Reading text
— begin —
[PATCH] drm/xe: Fix oops in xe_gem_fault when running core_hotunplug test.

Tue Jul 15 15:54:24 UTC 2025

On 15/07/2025 16:20, Maarten Lankhorst wrote:
> I saw an oops in xe_gem_fault when running the xe-fast-feedback
> testlist against the realtime kernel without debug options enabled.
> 
> The panic happens after core_hotunplug unbind-rebind finishes.
> Presumably what happens is that a process mmaps, unlocks because
> of the FAULT_FLAG_RETRY_NOWAIT logic, has no process memory left,
> causing ttm_bo_vm_dummy_page() to return VM_FAULT_NOPAGE, since
> there was nothing left to populate, and then oopses in
> "mem_type_is_vram(tbo->resource->mem_type)" because tbo->resource
> is NULL.
> 
> It's convoluted, but fits the data and explains the oops after
> the test exits.

Yeah, looks like on unplug you can indeed have a NULL placement 
according to xe_evict_flags (I think we also evict everything on unplug 
with xe_bo_pci_dev_remove_all), where purge placement might result in 
calling pipeline gutting on the BO, AFAICT. If the fault is triggered on 
such a BO after the unplug then this explains the NPD.

> 
> Signed-off-by: Maarten Lankhorst <dev at lankhorst.se>

Reviewed-by: Matthew Auld <matthew.auld at intel.com>

> ---
>   drivers/gpu/drm/xe/xe_bo.c | 28 ++++++++++++++++------------
>   1 file changed, 16 insertions(+), 12 deletions(-)
> 
> diff --git a/drivers/gpu/drm/xe/xe_bo.c b/drivers/gpu/drm/xe/xe_bo.c
> index c5a5154e1363b..68aefb6f23cde 100644
> --- a/drivers/gpu/drm/xe/xe_bo.c
> +++ b/drivers/gpu/drm/xe/xe_bo.c
> @@ -1716,22 +1716,26 @@ static vm_fault_t xe_gem_fault(struct vm_fault *vmf)
— end —
Entries shown
— begin —
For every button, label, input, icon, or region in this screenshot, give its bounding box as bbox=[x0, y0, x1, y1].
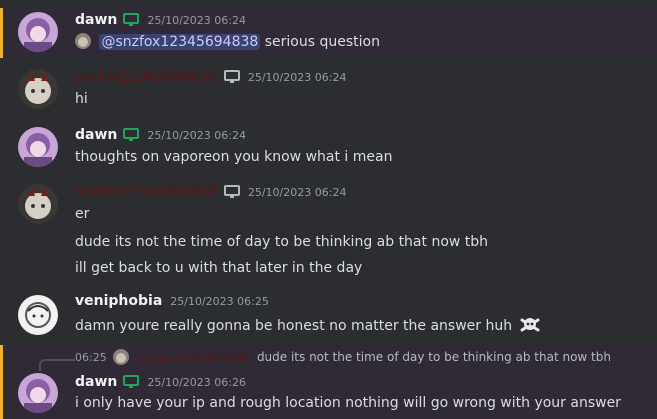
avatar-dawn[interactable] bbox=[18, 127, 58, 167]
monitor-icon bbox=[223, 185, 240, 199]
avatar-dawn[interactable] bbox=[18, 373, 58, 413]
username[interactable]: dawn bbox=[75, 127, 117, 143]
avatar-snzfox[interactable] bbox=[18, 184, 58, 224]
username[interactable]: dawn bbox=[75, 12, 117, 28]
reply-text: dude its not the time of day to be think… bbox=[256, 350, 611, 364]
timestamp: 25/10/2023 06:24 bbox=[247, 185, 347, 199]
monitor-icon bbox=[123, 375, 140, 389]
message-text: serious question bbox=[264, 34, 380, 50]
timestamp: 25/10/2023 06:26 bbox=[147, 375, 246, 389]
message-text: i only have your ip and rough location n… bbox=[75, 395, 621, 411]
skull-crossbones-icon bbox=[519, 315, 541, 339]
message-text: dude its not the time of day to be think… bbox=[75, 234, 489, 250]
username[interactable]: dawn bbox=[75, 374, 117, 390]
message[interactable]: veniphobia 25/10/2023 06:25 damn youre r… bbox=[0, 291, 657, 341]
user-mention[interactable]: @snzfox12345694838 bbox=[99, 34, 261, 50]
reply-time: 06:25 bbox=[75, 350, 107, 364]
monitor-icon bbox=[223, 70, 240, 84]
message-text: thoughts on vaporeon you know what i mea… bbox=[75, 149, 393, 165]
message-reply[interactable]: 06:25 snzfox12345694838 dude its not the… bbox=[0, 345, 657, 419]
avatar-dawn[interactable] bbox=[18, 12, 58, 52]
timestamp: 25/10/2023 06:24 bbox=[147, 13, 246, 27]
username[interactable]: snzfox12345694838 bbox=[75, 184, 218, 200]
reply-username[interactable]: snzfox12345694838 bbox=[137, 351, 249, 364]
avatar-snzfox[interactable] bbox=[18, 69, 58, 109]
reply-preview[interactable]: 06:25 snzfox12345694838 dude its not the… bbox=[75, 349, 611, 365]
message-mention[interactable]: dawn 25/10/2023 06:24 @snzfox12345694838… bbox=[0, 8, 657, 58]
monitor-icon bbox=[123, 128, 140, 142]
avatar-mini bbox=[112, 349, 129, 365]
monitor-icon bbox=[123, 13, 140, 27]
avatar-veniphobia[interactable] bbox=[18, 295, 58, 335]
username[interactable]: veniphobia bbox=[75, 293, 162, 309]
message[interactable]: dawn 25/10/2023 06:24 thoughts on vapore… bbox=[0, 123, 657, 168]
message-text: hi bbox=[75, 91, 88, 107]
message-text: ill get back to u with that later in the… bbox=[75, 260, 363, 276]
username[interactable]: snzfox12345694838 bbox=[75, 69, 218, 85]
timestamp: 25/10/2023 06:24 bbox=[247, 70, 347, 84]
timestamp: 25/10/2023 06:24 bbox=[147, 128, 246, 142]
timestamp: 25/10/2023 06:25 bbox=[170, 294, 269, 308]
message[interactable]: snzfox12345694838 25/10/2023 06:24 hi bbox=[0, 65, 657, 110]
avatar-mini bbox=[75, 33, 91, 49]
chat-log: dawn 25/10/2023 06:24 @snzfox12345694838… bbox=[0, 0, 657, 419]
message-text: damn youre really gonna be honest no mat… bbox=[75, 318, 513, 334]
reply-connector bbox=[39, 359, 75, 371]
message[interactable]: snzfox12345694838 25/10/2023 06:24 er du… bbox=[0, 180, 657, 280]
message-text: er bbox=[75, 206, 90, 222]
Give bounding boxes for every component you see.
— end —
— begin —
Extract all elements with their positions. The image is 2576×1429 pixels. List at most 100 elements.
— end —
To be done
a: According to the patch email about the xe_gem_fault oops, when does the panic happen?
b: In the patch email about the xe_gem_fault oops, before the Signed-off-by line, list every distinct name that starts with "xe_".
c: Pick up the patch email about the xe_gem_fault oops where it stops and keep writing it.

Set of answers
a: After the core_hotunplug unbind-rebind finishes.

b: xe_gem_fault, xe_evict_flags, xe_bo_pci_dev_remove_all

c:
>   		ret = ttm_bo_vm_fault_reserved(vmf, vmf->vma->vm_page_prot,
>   					       TTM_BO_VM_NUM_PREFAULT);
>   		drm_dev_exit(idx);
> +
> +		if (ret == VM_FAULT_RETRY &&
> +		    !(vmf->flags & FAULT_FLAG_RETRY_NOWAIT))
> +			goto out;
> +
> +		/*
> +		 * ttm_bo_vm_reserve() already has dma_resv_lock.
> +		 */
> +		if (ret == VM_FAULT_NOPAGE &&
> +		    mem_type_is_vram(tbo->resource->mem_type)) {
> +			mutex_lock(&xe->mem_access.vram_userfault.lock);
> +			if (list_empty(&bo->vram_userfault_link))
> +				list_add(&bo->vram_userfault_link,
> +					 &xe->mem_access.vram_userfault.list);
> +			mutex_unlock(&xe->mem_access.vram_userfault.lock);
> +		}
>   	} else {
>   		ret = ttm_bo_vm_dummy_page(vmf, vmf->vma->vm_page_prot);
>   	}
>   
> -	if (ret == VM_FAULT_RETRY && !(vmf->flags & FAULT_FLAG_RETRY_NOWAIT))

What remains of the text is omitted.